-- Begin Dataset records --
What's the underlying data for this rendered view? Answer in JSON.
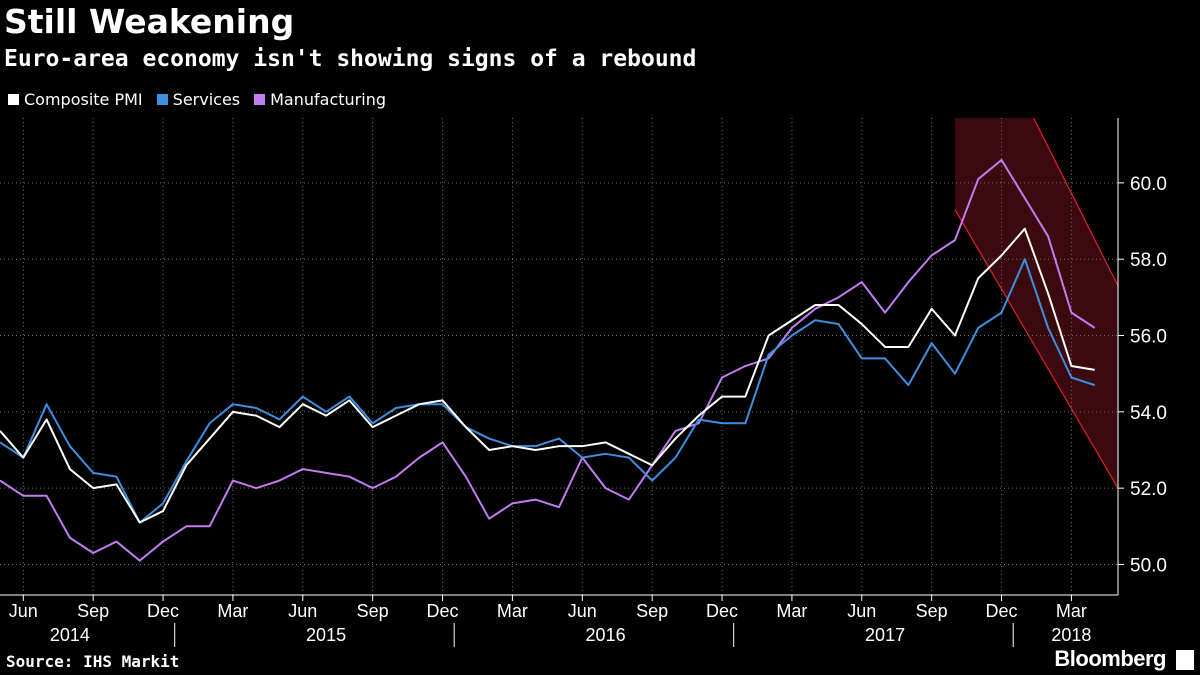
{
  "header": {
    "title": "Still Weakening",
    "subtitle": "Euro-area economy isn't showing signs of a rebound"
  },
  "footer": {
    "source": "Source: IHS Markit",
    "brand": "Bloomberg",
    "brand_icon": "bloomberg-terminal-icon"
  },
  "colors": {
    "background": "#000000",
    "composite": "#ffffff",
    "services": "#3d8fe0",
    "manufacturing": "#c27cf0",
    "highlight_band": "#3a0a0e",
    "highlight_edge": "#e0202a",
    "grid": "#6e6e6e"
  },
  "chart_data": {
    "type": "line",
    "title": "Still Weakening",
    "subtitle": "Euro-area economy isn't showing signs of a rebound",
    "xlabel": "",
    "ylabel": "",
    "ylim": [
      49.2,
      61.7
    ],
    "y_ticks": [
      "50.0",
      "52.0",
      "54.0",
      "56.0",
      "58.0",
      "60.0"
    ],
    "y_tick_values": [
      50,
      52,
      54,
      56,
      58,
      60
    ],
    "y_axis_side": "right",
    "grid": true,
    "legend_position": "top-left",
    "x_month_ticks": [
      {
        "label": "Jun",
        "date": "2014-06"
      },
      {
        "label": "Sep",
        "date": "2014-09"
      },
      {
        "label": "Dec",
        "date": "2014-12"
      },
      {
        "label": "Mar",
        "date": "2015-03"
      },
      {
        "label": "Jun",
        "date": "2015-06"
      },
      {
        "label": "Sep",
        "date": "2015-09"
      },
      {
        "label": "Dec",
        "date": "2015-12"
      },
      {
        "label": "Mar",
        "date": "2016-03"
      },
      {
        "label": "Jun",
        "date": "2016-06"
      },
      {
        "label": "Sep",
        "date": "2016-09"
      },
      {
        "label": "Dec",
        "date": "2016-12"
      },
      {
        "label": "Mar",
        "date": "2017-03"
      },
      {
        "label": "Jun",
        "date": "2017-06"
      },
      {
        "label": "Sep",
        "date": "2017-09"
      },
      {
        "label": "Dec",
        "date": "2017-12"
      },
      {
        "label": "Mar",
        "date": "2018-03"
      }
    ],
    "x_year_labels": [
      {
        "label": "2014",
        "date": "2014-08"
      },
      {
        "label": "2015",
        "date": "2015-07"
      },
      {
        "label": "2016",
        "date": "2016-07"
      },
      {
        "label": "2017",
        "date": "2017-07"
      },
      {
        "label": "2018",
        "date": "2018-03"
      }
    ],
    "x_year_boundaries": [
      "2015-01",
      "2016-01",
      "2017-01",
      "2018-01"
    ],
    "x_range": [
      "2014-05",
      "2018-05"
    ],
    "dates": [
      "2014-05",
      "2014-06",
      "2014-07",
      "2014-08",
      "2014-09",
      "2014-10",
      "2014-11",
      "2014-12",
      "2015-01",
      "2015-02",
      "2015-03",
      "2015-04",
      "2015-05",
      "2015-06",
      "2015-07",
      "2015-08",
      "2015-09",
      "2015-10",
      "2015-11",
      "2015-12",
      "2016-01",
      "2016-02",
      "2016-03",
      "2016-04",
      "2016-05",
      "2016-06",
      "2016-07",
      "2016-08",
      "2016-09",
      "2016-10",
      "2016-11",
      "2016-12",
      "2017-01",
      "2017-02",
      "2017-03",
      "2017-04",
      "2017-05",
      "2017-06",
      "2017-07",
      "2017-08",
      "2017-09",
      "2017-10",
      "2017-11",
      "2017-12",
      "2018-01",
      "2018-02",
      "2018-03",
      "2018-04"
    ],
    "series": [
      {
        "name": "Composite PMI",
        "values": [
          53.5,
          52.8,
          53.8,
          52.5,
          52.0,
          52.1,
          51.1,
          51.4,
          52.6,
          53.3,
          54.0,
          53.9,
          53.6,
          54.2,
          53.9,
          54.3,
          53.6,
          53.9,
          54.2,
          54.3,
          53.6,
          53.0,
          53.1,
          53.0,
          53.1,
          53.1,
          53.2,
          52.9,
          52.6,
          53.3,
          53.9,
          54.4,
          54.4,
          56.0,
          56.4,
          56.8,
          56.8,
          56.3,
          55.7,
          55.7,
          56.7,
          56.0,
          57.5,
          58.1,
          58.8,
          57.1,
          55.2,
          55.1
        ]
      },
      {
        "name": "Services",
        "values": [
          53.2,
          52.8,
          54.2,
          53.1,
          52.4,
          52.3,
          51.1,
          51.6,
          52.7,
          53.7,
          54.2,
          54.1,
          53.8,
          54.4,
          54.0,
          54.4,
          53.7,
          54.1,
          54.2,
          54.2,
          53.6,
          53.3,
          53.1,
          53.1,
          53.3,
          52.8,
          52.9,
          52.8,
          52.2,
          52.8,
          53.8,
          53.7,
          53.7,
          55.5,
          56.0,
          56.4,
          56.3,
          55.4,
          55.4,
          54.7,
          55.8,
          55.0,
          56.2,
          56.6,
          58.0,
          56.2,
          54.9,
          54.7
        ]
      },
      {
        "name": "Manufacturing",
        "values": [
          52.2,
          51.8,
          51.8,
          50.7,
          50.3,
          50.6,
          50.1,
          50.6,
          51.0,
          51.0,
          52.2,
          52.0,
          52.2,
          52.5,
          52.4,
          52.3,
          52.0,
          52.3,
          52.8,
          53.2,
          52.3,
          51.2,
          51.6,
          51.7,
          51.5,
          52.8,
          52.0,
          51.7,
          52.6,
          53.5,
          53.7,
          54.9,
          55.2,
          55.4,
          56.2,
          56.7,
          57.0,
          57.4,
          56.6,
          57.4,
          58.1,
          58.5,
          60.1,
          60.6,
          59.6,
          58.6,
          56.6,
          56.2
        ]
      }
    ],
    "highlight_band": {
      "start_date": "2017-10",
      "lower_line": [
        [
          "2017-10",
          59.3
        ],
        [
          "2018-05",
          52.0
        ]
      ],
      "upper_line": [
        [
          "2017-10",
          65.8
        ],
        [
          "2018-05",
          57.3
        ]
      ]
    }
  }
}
-- End Dataset records --
Every record above must be given again exactly; drop the pictures.

What's the underlying data for this rendered view? Answer in JSON.
{
  "header": {
    "title": "Still Weakening",
    "subtitle": "Euro-area economy isn't showing signs of a rebound"
  },
  "footer": {
    "source": "Source: IHS Markit",
    "brand": "Bloomberg",
    "brand_icon": "bloomberg-terminal-icon"
  },
  "colors": {
    "background": "#000000",
    "composite": "#ffffff",
    "services": "#3d8fe0",
    "manufacturing": "#c27cf0",
    "highlight_band": "#3a0a0e",
    "highlight_edge": "#e0202a",
    "grid": "#6e6e6e"
  },
  "chart_data": {
    "type": "line",
    "title": "Still Weakening",
    "subtitle": "Euro-area economy isn't showing signs of a rebound",
    "xlabel": "",
    "ylabel": "",
    "ylim": [
      49.2,
      61.7
    ],
    "y_ticks": [
      "50.0",
      "52.0",
      "54.0",
      "56.0",
      "58.0",
      "60.0"
    ],
    "y_tick_values": [
      50,
      52,
      54,
      56,
      58,
      60
    ],
    "y_axis_side": "right",
    "grid": true,
    "legend_position": "top-left",
    "x_month_ticks": [
      {
        "label": "Jun",
        "date": "2014-06"
      },
      {
        "label": "Sep",
        "date": "2014-09"
      },
      {
        "label": "Dec",
        "date": "2014-12"
      },
      {
        "label": "Mar",
        "date": "2015-03"
      },
      {
        "label": "Jun",
        "date": "2015-06"
      },
      {
        "label": "Sep",
        "date": "2015-09"
      },
      {
        "label": "Dec",
        "date": "2015-12"
      },
      {
        "label": "Mar",
        "date": "2016-03"
      },
      {
        "label": "Jun",
        "date": "2016-06"
      },
      {
        "label": "Sep",
        "date": "2016-09"
      },
      {
        "label": "Dec",
        "date": "2016-12"
      },
      {
        "label": "Mar",
        "date": "2017-03"
      },
      {
        "label": "Jun",
        "date": "2017-06"
      },
      {
        "label": "Sep",
        "date": "2017-09"
      },
      {
        "label": "Dec",
        "date": "2017-12"
      },
      {
        "label": "Mar",
        "date": "2018-03"
      }
    ],
    "x_year_labels": [
      {
        "label": "2014",
        "date": "2014-08"
      },
      {
        "label": "2015",
        "date": "2015-07"
      },
      {
        "label": "2016",
        "date": "2016-07"
      },
      {
        "label": "2017",
        "date": "2017-07"
      },
      {
        "label": "2018",
        "date": "2018-03"
      }
    ],
    "x_year_boundaries": [
      "2015-01",
      "2016-01",
      "2017-01",
      "2018-01"
    ],
    "x_range": [
      "2014-05",
      "2018-05"
    ],
    "dates": [
      "2014-05",
      "2014-06",
      "2014-07",
      "2014-08",
      "2014-09",
      "2014-10",
      "2014-11",
      "2014-12",
      "2015-01",
      "2015-02",
      "2015-03",
      "2015-04",
      "2015-05",
      "2015-06",
      "2015-07",
      "2015-08",
      "2015-09",
      "2015-10",
      "2015-11",
      "2015-12",
      "2016-01",
      "2016-02",
      "2016-03",
      "2016-04",
      "2016-05",
      "2016-06",
      "2016-07",
      "2016-08",
      "2016-09",
      "2016-10",
      "2016-11",
      "2016-12",
      "2017-01",
      "2017-02",
      "2017-03",
      "2017-04",
      "2017-05",
      "2017-06",
      "2017-07",
      "2017-08",
      "2017-09",
      "2017-10",
      "2017-11",
      "2017-12",
      "2018-01",
      "2018-02",
      "2018-03",
      "2018-04"
    ],
    "series": [
      {
        "name": "Composite PMI",
        "values": [
          53.5,
          52.8,
          53.8,
          52.5,
          52.0,
          52.1,
          51.1,
          51.4,
          52.6,
          53.3,
          54.0,
          53.9,
          53.6,
          54.2,
          53.9,
          54.3,
          53.6,
          53.9,
          54.2,
          54.3,
          53.6,
          53.0,
          53.1,
          53.0,
          53.1,
          53.1,
          53.2,
          52.9,
          52.6,
          53.3,
          53.9,
          54.4,
          54.4,
          56.0,
          56.4,
          56.8,
          56.8,
          56.3,
          55.7,
          55.7,
          56.7,
          56.0,
          57.5,
          58.1,
          58.8,
          57.1,
          55.2,
          55.1
        ]
      },
      {
        "name": "Services",
        "values": [
          53.2,
          52.8,
          54.2,
          53.1,
          52.4,
          52.3,
          51.1,
          51.6,
          52.7,
          53.7,
          54.2,
          54.1,
          53.8,
          54.4,
          54.0,
          54.4,
          53.7,
          54.1,
          54.2,
          54.2,
          53.6,
          53.3,
          53.1,
          53.1,
          53.3,
          52.8,
          52.9,
          52.8,
          52.2,
          52.8,
          53.8,
          53.7,
          53.7,
          55.5,
          56.0,
          56.4,
          56.3,
          55.4,
          55.4,
          54.7,
          55.8,
          55.0,
          56.2,
          56.6,
          58.0,
          56.2,
          54.9,
          54.7
        ]
      },
      {
        "name": "Manufacturing",
        "values": [
          52.2,
          51.8,
          51.8,
          50.7,
          50.3,
          50.6,
          50.1,
          50.6,
          51.0,
          51.0,
          52.2,
          52.0,
          52.2,
          52.5,
          52.4,
          52.3,
          52.0,
          52.3,
          52.8,
          53.2,
          52.3,
          51.2,
          51.6,
          51.7,
          51.5,
          52.8,
          52.0,
          51.7,
          52.6,
          53.5,
          53.7,
          54.9,
          55.2,
          55.4,
          56.2,
          56.7,
          57.0,
          57.4,
          56.6,
          57.4,
          58.1,
          58.5,
          60.1,
          60.6,
          59.6,
          58.6,
          56.6,
          56.2
        ]
      }
    ],
    "highlight_band": {
      "start_date": "2017-10",
      "lower_line": [
        [
          "2017-10",
          59.3
        ],
        [
          "2018-05",
          52.0
        ]
      ],
      "upper_line": [
        [
          "2017-10",
          65.8
        ],
        [
          "2018-05",
          57.3
        ]
      ]
    }
  }
}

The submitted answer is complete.